[Required work] From the entries that follow, gather each line holding the word "下列说法不正确的是".

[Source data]
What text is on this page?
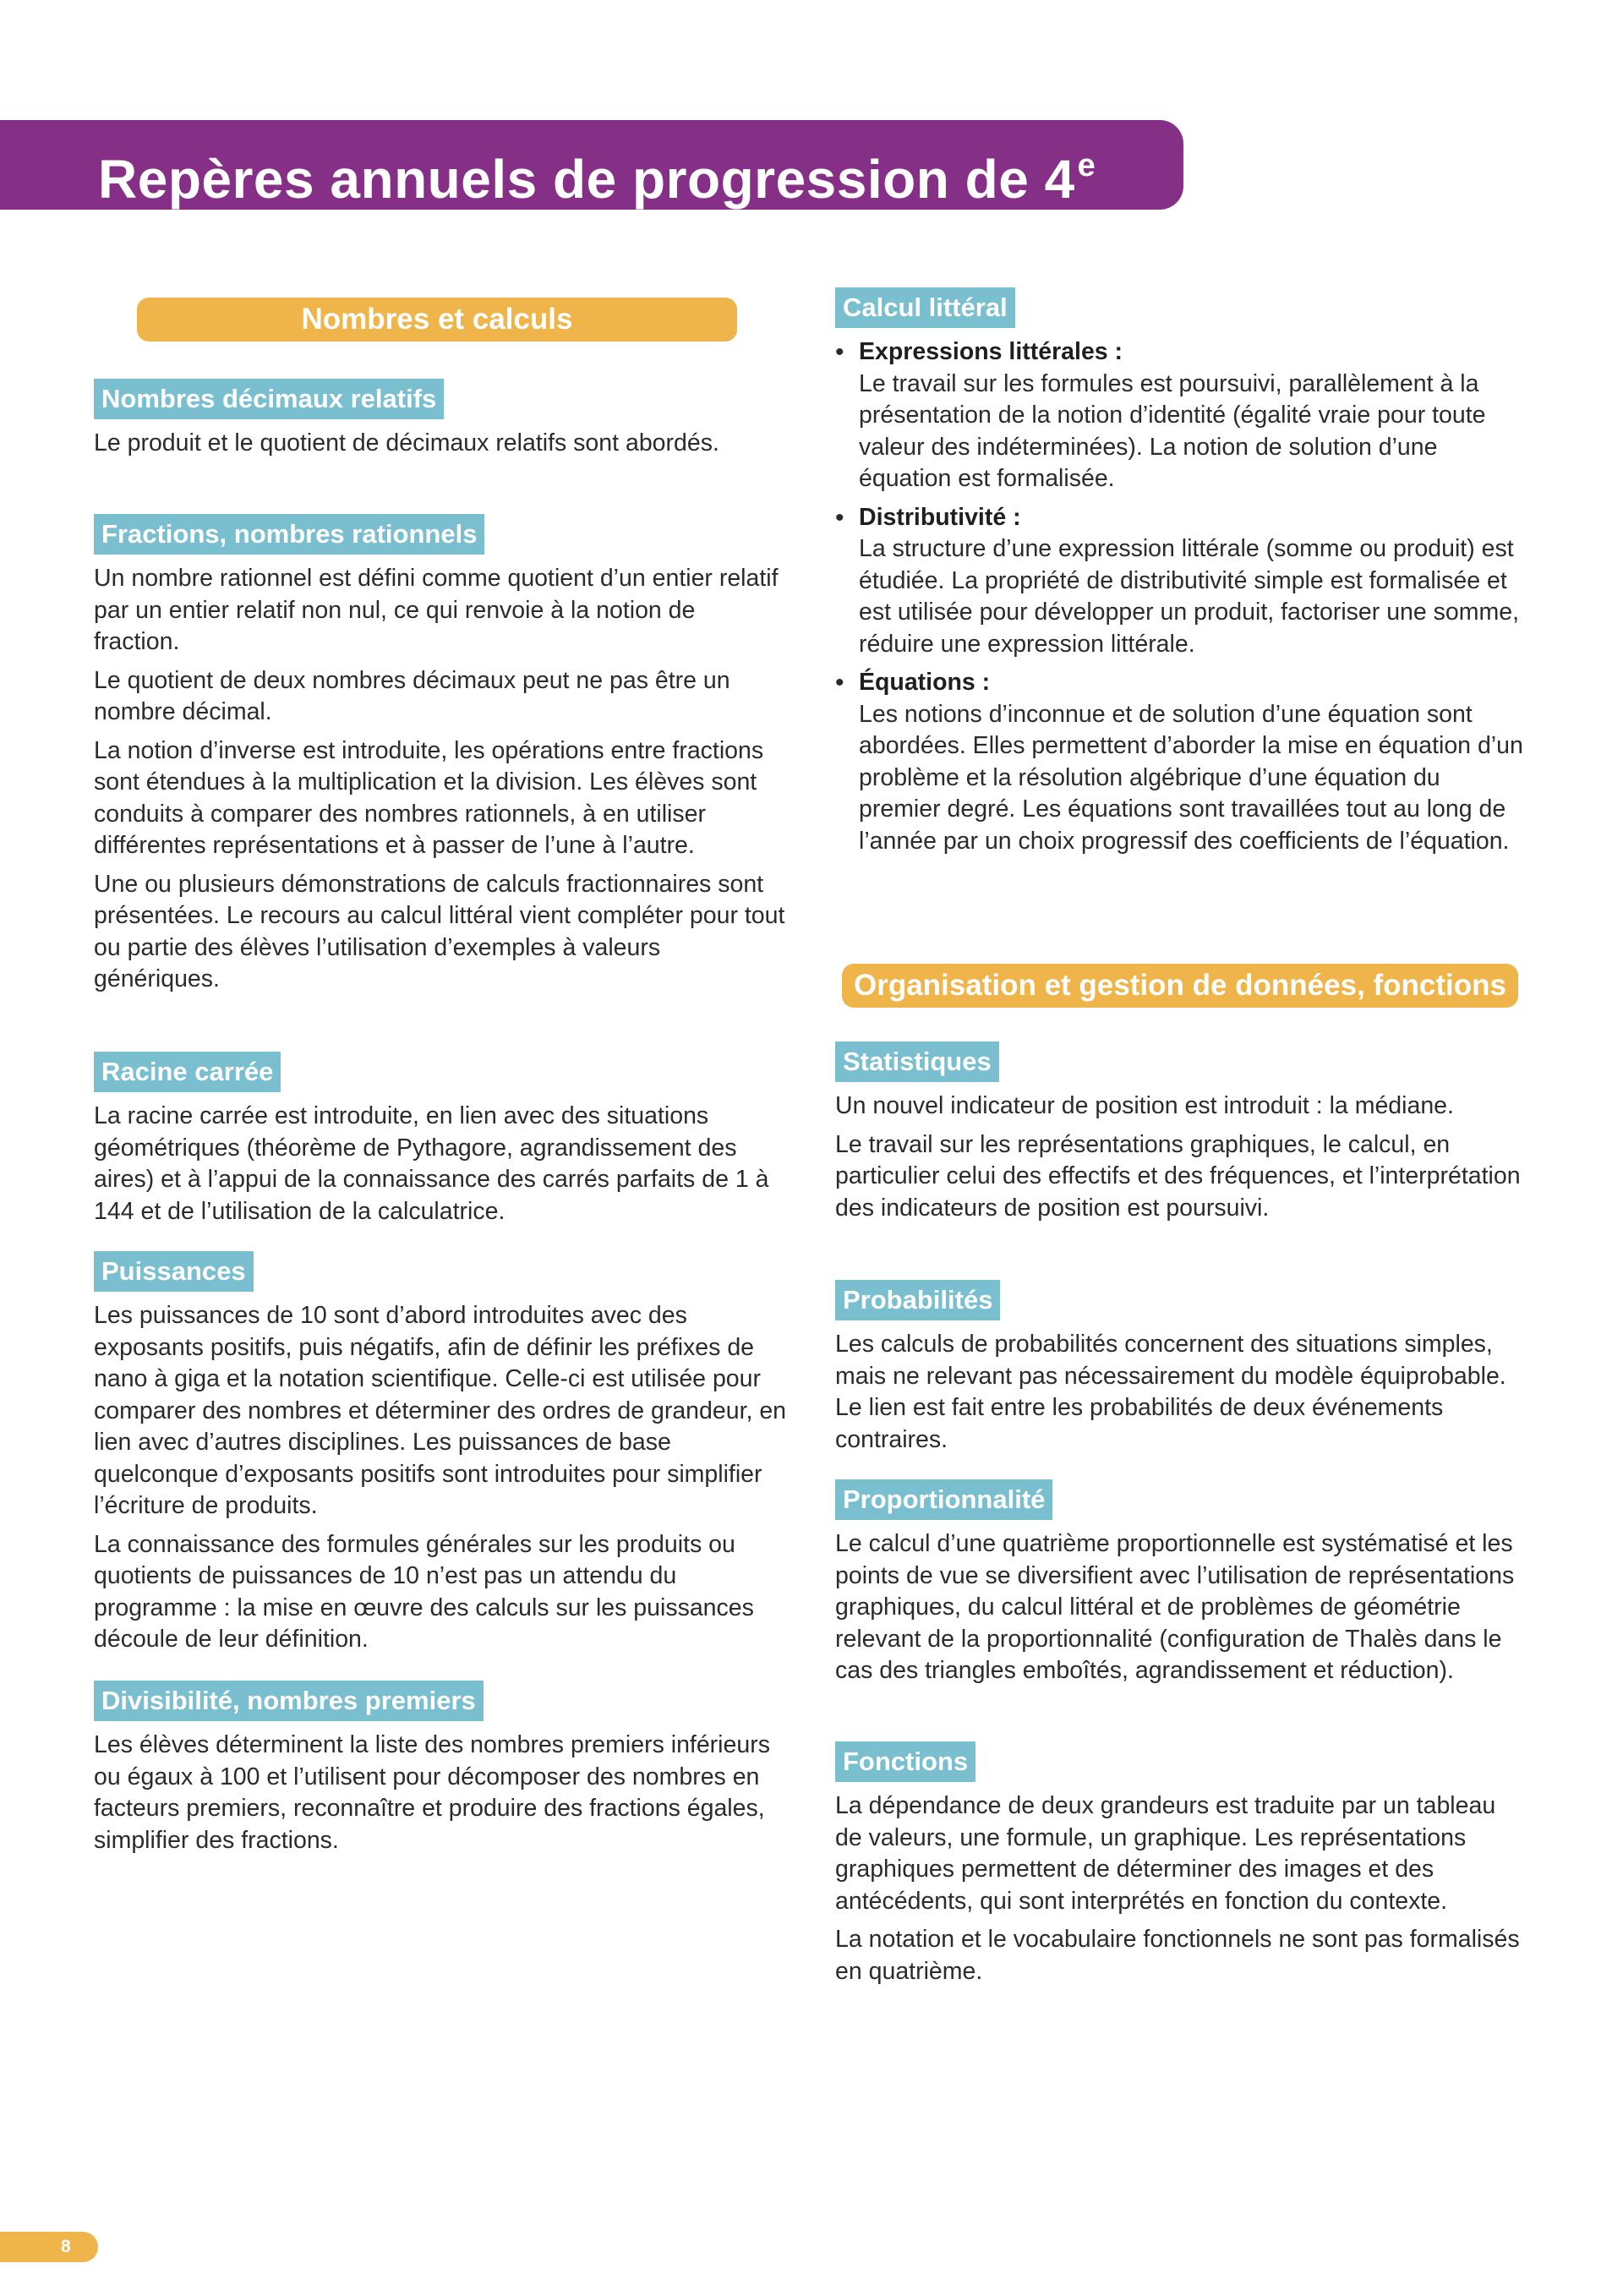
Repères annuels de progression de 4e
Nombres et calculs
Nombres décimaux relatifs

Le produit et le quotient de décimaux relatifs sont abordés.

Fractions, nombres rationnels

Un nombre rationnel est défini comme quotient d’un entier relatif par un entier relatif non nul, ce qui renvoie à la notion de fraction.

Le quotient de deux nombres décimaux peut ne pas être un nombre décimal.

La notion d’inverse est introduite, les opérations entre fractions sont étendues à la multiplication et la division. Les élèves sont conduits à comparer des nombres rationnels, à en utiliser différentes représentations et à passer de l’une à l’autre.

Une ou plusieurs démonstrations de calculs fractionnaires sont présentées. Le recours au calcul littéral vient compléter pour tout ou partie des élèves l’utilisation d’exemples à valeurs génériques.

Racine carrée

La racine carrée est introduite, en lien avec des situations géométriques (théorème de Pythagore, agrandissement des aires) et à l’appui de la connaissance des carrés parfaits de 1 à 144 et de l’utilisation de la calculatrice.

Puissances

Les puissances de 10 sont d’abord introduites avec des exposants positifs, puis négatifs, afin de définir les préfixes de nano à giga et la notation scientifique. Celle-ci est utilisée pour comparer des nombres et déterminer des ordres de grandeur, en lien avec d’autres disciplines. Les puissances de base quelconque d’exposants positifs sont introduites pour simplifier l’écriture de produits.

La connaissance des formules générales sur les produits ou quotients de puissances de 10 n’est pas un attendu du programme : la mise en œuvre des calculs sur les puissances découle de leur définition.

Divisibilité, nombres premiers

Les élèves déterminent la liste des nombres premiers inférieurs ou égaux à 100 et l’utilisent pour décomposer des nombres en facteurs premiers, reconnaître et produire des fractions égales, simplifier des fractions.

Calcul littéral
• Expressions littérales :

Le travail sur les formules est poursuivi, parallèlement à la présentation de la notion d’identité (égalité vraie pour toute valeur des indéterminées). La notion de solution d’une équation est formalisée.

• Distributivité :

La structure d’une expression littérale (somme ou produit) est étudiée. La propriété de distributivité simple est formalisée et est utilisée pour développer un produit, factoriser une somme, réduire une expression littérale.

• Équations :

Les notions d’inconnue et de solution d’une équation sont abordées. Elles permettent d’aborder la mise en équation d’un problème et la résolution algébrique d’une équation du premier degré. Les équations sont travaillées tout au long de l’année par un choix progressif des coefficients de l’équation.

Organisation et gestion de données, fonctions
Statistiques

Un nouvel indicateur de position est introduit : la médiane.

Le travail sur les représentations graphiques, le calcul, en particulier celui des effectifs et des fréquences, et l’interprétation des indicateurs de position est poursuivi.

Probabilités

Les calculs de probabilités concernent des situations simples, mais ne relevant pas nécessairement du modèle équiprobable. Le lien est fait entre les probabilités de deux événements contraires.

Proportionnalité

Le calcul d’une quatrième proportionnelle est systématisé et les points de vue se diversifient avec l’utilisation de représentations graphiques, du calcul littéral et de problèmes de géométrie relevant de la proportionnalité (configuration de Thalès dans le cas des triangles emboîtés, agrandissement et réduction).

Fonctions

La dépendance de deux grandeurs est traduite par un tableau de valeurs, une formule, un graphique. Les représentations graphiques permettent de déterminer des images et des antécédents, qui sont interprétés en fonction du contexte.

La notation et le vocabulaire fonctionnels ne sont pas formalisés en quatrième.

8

...

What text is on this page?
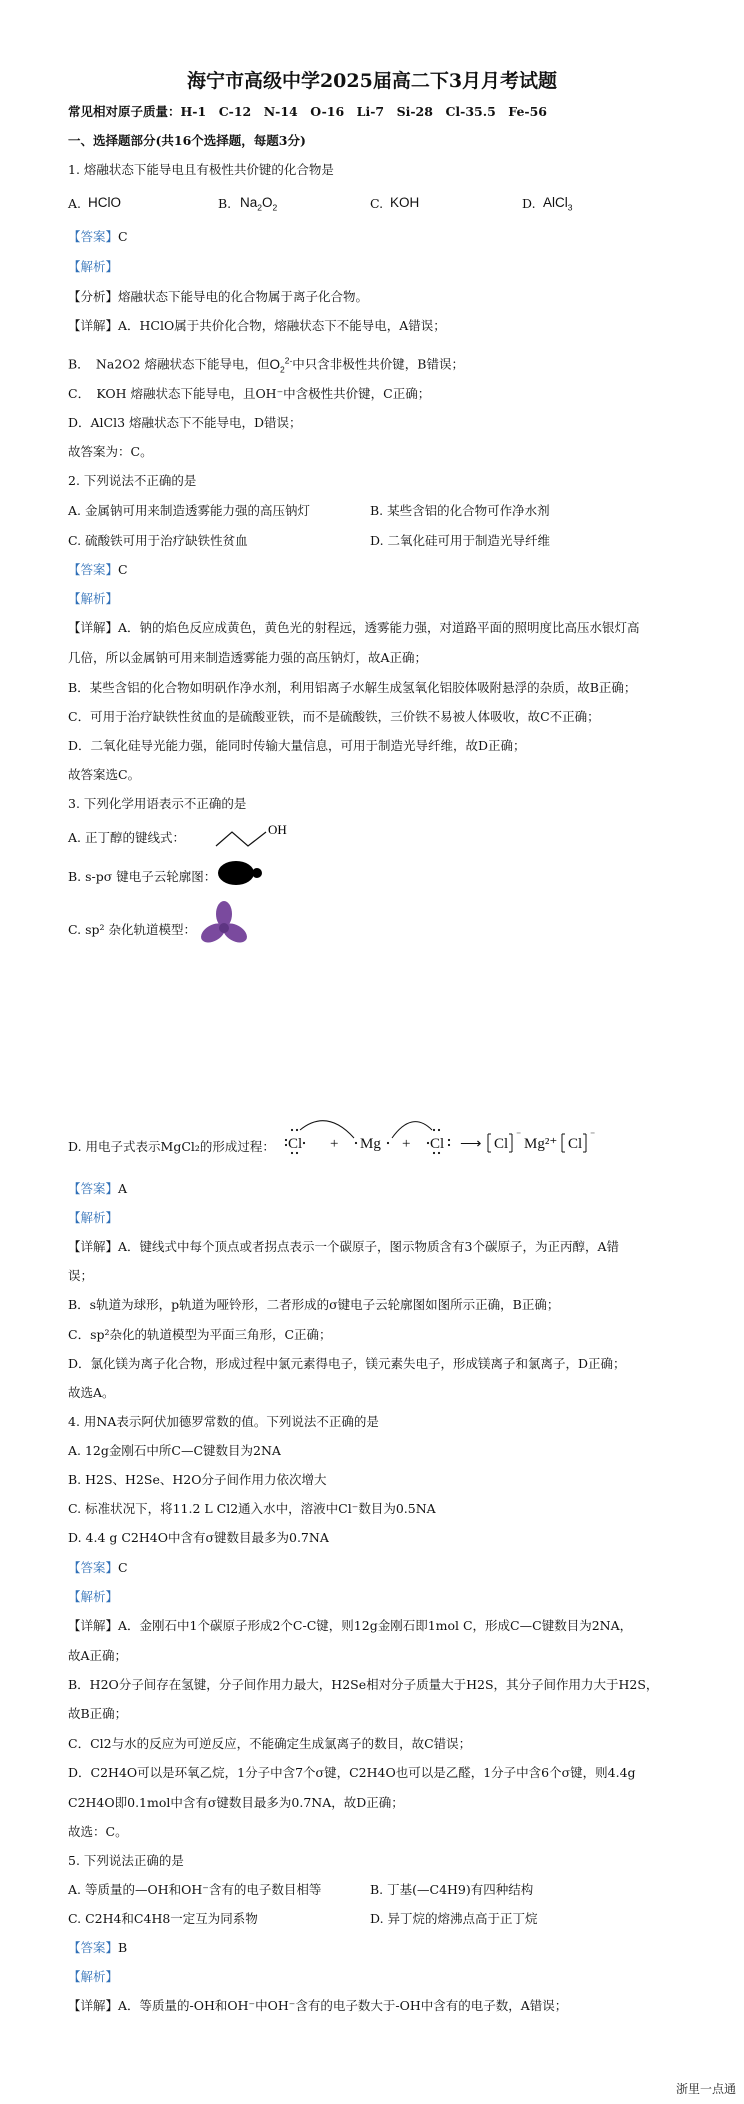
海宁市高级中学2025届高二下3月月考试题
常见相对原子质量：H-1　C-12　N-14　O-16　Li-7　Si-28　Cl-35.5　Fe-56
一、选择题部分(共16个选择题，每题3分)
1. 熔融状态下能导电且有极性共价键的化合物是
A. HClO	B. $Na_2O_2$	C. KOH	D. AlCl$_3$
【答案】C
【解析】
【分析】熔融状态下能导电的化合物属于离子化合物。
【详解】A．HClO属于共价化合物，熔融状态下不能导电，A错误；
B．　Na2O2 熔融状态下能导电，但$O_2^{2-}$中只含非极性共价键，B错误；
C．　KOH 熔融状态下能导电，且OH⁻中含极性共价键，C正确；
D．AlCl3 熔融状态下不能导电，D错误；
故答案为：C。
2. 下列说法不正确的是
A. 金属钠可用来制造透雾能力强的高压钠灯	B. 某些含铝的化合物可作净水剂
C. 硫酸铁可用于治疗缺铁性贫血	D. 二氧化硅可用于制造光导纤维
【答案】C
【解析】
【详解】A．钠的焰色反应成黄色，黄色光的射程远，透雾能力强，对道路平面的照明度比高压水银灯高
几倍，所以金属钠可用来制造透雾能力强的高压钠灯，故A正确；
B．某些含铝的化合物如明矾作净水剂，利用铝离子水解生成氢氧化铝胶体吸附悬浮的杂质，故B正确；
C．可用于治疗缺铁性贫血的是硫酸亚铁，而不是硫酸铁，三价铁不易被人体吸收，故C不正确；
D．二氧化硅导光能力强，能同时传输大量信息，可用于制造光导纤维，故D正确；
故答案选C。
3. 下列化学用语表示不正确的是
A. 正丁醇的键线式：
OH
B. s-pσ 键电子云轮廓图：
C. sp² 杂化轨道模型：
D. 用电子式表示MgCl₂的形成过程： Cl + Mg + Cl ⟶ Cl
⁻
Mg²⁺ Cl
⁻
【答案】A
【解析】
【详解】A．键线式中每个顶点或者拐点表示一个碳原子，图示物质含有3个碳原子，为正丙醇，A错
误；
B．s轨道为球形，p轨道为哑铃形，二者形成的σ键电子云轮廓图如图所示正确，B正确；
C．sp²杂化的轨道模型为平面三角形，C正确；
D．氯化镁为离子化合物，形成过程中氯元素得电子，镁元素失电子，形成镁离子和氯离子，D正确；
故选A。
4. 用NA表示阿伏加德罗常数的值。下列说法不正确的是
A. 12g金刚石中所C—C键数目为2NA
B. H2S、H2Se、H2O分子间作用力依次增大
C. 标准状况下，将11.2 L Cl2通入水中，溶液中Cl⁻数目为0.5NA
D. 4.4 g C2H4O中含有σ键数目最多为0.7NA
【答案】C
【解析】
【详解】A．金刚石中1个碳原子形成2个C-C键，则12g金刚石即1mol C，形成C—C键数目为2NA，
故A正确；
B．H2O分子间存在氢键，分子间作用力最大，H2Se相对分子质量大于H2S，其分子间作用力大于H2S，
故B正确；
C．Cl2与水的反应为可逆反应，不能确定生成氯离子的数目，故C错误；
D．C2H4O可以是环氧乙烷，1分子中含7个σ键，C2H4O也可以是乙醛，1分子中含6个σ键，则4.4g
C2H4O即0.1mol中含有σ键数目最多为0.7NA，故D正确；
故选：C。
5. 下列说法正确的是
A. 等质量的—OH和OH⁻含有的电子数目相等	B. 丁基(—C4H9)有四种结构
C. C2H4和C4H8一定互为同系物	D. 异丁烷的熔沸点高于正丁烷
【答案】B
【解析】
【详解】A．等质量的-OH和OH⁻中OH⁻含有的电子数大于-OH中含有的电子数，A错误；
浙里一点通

[Written response]
2. 下列说法不正确的是
4. 用NA表示阿伏加德罗常数的值。下列说法不正确的是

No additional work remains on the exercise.